TAREAS POR COMPLETAR
a: Según el reportaje sobre el barrio Cortijo de Torres, ¿qué separa al barrio de la circunvalación?
b: Prosigue el reportaje sobre el barrio Cortijo de Torres a partir de su última oración.

TEXTO DE ORIGEN
Un mosaico hacia el cielo
Entre el Cementerio de San Rafael y el muro que lo separa de la circunvalación, este barrio superpoblado es una plácida marea de experiencias humanas en la que el secreto de la intimidad se vierte en tentación







Dos tipos toman unas cañas plácidamente en la puerta de un bar, a la sombra. El clima es perfecto. Cuando el fotógrafo extrae la cámara se ponen en guardia: "¿Esto para qué es? Mejor no nos saques, que se supone que no debíamos estar aquí". Otro hombre sale del bar y se interesa por la cámara. Enseguida le cuenta al reportero gráfico su odisea para traer una Canon profesional que compró en un país lejano "a mitad de lo que vale aquí", sin levantar sospechas en la aduana. "La desmonté pieza a pieza y me preguntaron qué era aquello, yo les dije yo que sé, pero es mío, y me respondieron venga, palante". Resulta difícil no ceder a la tentación y sumarse a las cañas, pero el Cortijo de Torres, el barrio, no el páramo anexo en el que cada año se levanta la Feria, es más grande de lo que parece.
Y lo cierto es que esa picaresca malagueña, de la que luego se presume en los bares, que es donde tiene sentido presumir de lo que se puede, se respira aquí de manera especial. Igual es por el muro. Hay pocos barrios cuyo perímetros esté señalado por un muro aislante. El Cortijo de Torres lo tiene: una mole de hormigón lo separa de la circunvalación, que a su vez lo separa del Real de la Feria. Resulta extraña la sensación de ir callejeando y de repente toparse con una altura abismal y monótona, como una muralla medieval tras la que deben habitar los dragones, por la que se cuela el ruido del tráfico. Claro que al Real se puede llegar sin problemas por el carril bajo el puente que lleva a Los Prados.

DATOS PROPORCIONADOS
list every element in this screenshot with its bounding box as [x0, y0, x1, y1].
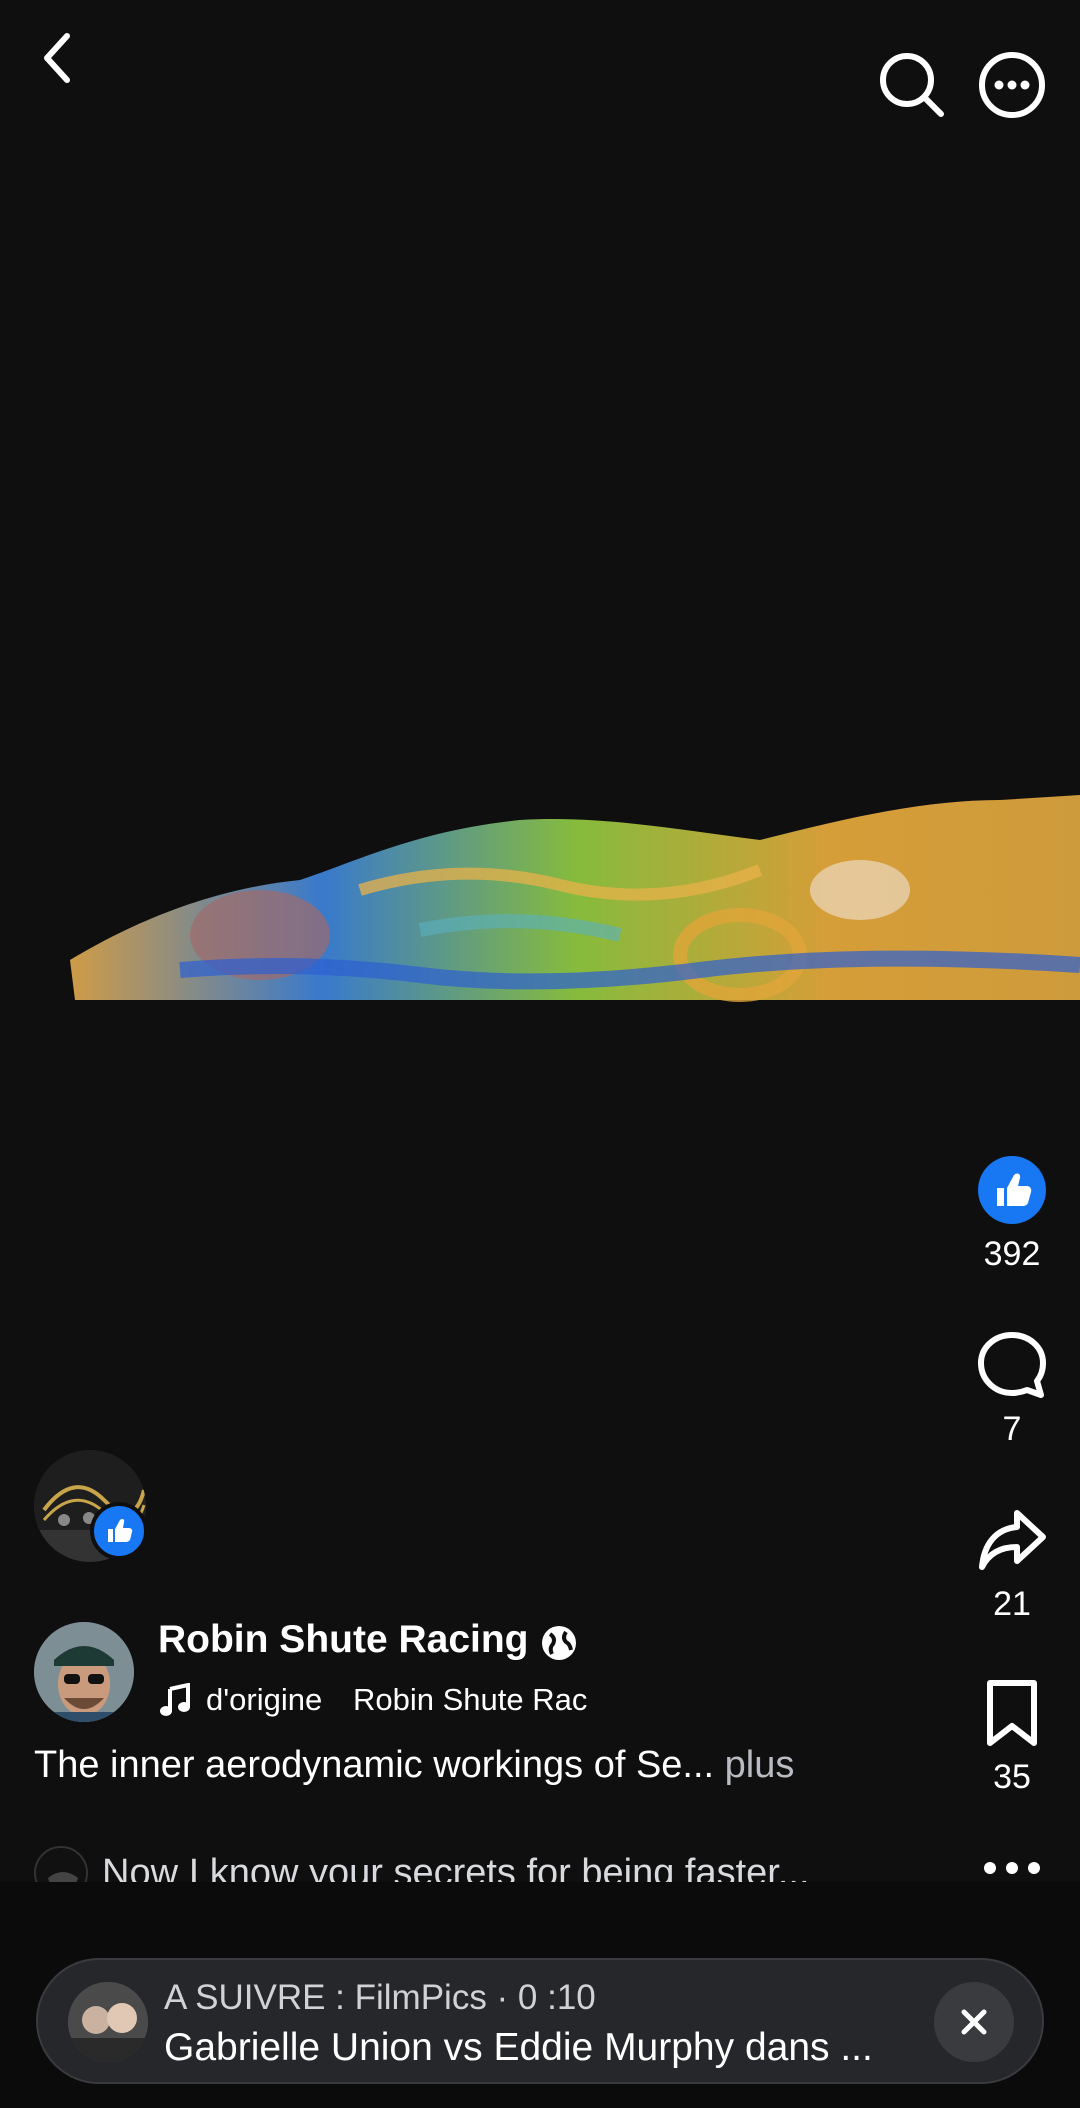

RESULTADOS POR TAREA
a: Una mole de hormigón, un muro aislante.

b:
Pero la imaginación se excita expuesta al sol y uno vislumbra hordas enfurecidas y catapultas ardientes con tal de llegar al otro lado, cual conquista de una Troya inexpugnable. Este muro es una de las peculiaridades del barrio, y seguramente una de las razones de que su espectro social y económico no se haya modificado mucho en los últimos años, por mucho que en el mismo periodo se hayan construido nuevos bloques de viviendas, por mucho que el Ayuntamiento haya anunciado la futura instalación de una barriada verde (a saber lo que querrán decir con eso) en El Duende (ah, claro, ahora tiene sentido lo del verde), justo al lado. Cierto: el Cortijo de Torres no es un lugar de paso, ni contiene elementos que, de entrada, pudieran resultar atractivos o necesarios al resto del mundo (como decía el clásico: conocerse es empezar a quererse, y viceversa). Pero en sus calles de altísimos edificios se dan cita los contrastes netamente malagueños y, sobre todo, se apuntan mil y un secretos apenas asomados en las ventanas abiertas, como un mosaico de ladrillos, cuerpos y espíritus que asciende hacia el cielo para gozo del caminante.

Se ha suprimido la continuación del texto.